▶ **Requirement**:
Answer with one number: how many lines hold the string "color".

[Extracted records]
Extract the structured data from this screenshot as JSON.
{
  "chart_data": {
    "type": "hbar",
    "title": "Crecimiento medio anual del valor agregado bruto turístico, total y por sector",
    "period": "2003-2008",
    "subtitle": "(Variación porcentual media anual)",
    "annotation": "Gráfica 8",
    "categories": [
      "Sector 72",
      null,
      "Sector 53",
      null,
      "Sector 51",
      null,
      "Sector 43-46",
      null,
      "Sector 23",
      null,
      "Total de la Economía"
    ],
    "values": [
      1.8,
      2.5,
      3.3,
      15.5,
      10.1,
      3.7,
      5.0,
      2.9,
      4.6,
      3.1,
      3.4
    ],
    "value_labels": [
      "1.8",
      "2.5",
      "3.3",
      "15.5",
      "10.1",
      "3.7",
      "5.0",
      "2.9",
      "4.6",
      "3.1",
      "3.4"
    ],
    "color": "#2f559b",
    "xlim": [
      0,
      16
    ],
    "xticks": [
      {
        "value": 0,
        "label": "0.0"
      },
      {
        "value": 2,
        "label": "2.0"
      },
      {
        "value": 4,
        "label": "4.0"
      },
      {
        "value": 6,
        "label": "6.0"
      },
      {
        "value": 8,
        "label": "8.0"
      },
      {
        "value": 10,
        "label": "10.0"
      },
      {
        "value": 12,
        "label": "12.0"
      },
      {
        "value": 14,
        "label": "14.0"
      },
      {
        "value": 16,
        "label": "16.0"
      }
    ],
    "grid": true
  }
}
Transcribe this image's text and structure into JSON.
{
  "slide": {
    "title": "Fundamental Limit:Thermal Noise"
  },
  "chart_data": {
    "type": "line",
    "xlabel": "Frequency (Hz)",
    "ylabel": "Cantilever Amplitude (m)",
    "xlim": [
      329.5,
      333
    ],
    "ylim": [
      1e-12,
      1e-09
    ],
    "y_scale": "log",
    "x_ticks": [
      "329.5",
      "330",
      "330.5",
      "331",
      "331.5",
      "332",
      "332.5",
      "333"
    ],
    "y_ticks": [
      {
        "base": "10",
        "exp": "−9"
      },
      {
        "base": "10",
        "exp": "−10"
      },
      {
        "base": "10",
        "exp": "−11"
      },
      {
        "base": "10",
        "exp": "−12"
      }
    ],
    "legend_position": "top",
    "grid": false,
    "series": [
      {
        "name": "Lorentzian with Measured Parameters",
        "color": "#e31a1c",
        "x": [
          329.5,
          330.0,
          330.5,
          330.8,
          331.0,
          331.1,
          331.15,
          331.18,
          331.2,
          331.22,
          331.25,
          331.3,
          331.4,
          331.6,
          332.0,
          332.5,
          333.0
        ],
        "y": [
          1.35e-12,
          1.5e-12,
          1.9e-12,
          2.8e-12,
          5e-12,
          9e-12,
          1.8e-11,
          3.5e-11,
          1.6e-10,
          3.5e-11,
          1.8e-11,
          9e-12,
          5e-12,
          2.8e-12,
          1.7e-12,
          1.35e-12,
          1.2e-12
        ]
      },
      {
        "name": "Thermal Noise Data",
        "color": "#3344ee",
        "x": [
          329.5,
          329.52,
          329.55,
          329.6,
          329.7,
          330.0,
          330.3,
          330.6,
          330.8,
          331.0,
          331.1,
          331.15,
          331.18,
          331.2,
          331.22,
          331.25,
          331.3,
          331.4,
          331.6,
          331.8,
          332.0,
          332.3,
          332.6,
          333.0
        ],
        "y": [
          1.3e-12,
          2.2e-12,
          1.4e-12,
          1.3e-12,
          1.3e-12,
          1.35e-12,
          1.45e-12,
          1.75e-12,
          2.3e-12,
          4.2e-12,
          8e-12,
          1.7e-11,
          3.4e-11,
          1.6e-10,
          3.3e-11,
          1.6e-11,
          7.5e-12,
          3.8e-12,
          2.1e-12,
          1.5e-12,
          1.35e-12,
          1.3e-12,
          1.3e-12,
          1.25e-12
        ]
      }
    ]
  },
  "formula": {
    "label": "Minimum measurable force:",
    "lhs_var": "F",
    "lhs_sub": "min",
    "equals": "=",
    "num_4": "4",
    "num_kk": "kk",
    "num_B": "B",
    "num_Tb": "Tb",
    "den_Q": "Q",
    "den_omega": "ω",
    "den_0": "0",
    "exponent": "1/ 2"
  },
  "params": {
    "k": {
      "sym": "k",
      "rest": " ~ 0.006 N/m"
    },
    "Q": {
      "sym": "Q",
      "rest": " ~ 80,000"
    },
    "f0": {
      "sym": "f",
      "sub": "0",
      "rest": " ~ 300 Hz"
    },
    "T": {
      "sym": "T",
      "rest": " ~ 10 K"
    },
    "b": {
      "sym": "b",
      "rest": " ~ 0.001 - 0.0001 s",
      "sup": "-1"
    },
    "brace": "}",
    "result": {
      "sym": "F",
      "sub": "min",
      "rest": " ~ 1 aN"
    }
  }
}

▶ **Task response**:
3